Every entry must be duplicated precisely as written.
>> begin
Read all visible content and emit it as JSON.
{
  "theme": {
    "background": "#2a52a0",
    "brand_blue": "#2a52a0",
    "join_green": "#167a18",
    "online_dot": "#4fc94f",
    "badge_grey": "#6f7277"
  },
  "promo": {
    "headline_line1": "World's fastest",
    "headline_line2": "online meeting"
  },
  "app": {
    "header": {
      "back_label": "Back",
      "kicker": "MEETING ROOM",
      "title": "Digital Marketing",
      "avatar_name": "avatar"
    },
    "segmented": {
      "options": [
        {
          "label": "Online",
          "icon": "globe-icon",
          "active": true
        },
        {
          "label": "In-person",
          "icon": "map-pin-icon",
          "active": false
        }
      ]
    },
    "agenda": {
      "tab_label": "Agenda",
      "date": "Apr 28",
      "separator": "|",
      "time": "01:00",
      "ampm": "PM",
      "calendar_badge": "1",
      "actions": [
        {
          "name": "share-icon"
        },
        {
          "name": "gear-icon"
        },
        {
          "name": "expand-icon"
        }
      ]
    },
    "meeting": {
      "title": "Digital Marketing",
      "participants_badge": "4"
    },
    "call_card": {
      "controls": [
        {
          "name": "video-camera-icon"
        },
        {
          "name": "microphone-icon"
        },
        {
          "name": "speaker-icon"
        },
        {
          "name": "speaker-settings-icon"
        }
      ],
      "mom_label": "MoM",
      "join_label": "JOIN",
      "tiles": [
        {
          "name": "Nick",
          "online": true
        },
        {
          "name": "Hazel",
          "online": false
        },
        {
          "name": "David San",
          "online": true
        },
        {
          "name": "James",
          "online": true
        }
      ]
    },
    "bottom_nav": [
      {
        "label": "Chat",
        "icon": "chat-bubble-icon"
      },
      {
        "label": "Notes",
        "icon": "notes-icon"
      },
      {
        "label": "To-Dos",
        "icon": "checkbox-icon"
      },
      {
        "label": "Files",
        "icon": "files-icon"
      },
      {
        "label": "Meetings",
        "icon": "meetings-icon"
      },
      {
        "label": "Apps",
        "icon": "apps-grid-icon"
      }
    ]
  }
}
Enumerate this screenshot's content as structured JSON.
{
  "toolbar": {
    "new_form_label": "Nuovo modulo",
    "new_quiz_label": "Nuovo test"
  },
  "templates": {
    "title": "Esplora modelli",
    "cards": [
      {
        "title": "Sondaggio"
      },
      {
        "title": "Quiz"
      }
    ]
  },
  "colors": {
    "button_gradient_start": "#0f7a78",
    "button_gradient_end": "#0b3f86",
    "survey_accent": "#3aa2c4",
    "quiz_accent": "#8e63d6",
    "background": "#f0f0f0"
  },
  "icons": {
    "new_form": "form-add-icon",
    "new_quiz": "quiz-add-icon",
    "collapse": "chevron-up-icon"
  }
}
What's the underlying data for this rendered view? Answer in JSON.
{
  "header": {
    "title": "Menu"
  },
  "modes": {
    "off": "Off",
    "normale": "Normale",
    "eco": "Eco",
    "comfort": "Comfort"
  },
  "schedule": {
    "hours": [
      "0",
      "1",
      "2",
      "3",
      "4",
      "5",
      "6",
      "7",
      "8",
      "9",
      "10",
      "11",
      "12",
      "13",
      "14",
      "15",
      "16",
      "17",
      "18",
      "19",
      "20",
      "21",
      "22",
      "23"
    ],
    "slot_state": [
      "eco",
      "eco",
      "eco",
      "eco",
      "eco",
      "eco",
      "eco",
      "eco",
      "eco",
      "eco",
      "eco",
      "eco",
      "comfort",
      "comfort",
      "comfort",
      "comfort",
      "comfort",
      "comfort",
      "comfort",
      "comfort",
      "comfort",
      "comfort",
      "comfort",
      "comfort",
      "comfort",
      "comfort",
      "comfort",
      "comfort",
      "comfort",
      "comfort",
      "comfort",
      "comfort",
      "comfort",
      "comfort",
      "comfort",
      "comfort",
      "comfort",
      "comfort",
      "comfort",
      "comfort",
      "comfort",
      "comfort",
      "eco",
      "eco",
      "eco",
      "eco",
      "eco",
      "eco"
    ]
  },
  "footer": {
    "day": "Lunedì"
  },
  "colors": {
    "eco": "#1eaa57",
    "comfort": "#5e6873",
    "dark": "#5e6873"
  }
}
>> end
Solution to the exercise –
Read all visible content and emit it as JSON.
{
  "theme": {
    "background": "#2a52a0",
    "brand_blue": "#2a52a0",
    "join_green": "#167a18",
    "online_dot": "#4fc94f",
    "badge_grey": "#6f7277"
  },
  "promo": {
    "headline_line1": "World's fastest",
    "headline_line2": "online meeting"
  },
  "app": {
    "header": {
      "back_label": "Back",
      "kicker": "MEETING ROOM",
      "title": "Digital Marketing",
      "avatar_name": "avatar"
    },
    "segmented": {
      "options": [
        {
          "label": "Online",
          "icon": "globe-icon",
          "active": true
        },
        {
          "label": "In-person",
          "icon": "map-pin-icon",
          "active": false
        }
      ]
    },
    "agenda": {
      "tab_label": "Agenda",
      "date": "Apr 28",
      "separator": "|",
      "time": "01:00",
      "ampm": "PM",
      "calendar_badge": "1",
      "actions": [
        {
          "name": "share-icon"
        },
        {
          "name": "gear-icon"
        },
        {
          "name": "expand-icon"
        }
      ]
    },
    "meeting": {
      "title": "Digital Marketing",
      "participants_badge": "4"
    },
    "call_card": {
      "controls": [
        {
          "name": "video-camera-icon"
        },
        {
          "name": "microphone-icon"
        },
        {
          "name": "speaker-icon"
        },
        {
          "name": "speaker-settings-icon"
        }
      ],
      "mom_label": "MoM",
      "join_label": "JOIN",
      "tiles": [
        {
          "name": "Nick",
          "online": true
        },
        {
          "name": "Hazel",
          "online": false
        },
        {
          "name": "David San",
          "online": true
        },
        {
          "name": "James",
          "online": true
        }
      ]
    },
    "bottom_nav": [
      {
        "label": "Chat",
        "icon": "chat-bubble-icon"
      },
      {
        "label": "Notes",
        "icon": "notes-icon"
      },
      {
        "label": "To-Dos",
        "icon": "checkbox-icon"
      },
      {
        "label": "Files",
        "icon": "files-icon"
      },
      {
        "label": "Meetings",
        "icon": "meetings-icon"
      },
      {
        "label": "Apps",
        "icon": "apps-grid-icon"
      }
    ]
  }
}
Enumerate this screenshot's content as structured JSON.
{
  "toolbar": {
    "new_form_label": "Nuovo modulo",
    "new_quiz_label": "Nuovo test"
  },
  "templates": {
    "title": "Esplora modelli",
    "cards": [
      {
        "title": "Sondaggio"
      },
      {
        "title": "Quiz"
      }
    ]
  },
  "colors": {
    "button_gradient_start": "#0f7a78",
    "button_gradient_end": "#0b3f86",
    "survey_accent": "#3aa2c4",
    "quiz_accent": "#8e63d6",
    "background": "#f0f0f0"
  },
  "icons": {
    "new_form": "form-add-icon",
    "new_quiz": "quiz-add-icon",
    "collapse": "chevron-up-icon"
  }
}
What's the underlying data for this rendered view? Answer in JSON.
{
  "header": {
    "title": "Menu"
  },
  "modes": {
    "off": "Off",
    "normale": "Normale",
    "eco": "Eco",
    "comfort": "Comfort"
  },
  "schedule": {
    "hours": [
      "0",
      "1",
      "2",
      "3",
      "4",
      "5",
      "6",
      "7",
      "8",
      "9",
      "10",
      "11",
      "12",
      "13",
      "14",
      "15",
      "16",
      "17",
      "18",
      "19",
      "20",
      "21",
      "22",
      "23"
    ],
    "slot_state": [
      "eco",
      "eco",
      "eco",
      "eco",
      "eco",
      "eco",
      "eco",
      "eco",
      "eco",
      "eco",
      "eco",
      "eco",
      "comfort",
      "comfort",
      "comfort",
      "comfort",
      "comfort",
      "comfort",
      "comfort",
      "comfort",
      "comfort",
      "comfort",
      "comfort",
      "comfort",
      "comfort",
      "comfort",
      "comfort",
      "comfort",
      "comfort",
      "comfort",
      "comfort",
      "comfort",
      "comfort",
      "comfort",
      "comfort",
      "comfort",
      "comfort",
      "comfort",
      "comfort",
      "comfort",
      "comfort",
      "comfort",
      "eco",
      "eco",
      "eco",
      "eco",
      "eco",
      "eco"
    ]
  },
  "footer": {
    "day": "Lunedì"
  },
  "colors": {
    "eco": "#1eaa57",
    "comfort": "#5e6873",
    "dark": "#5e6873"
  }
}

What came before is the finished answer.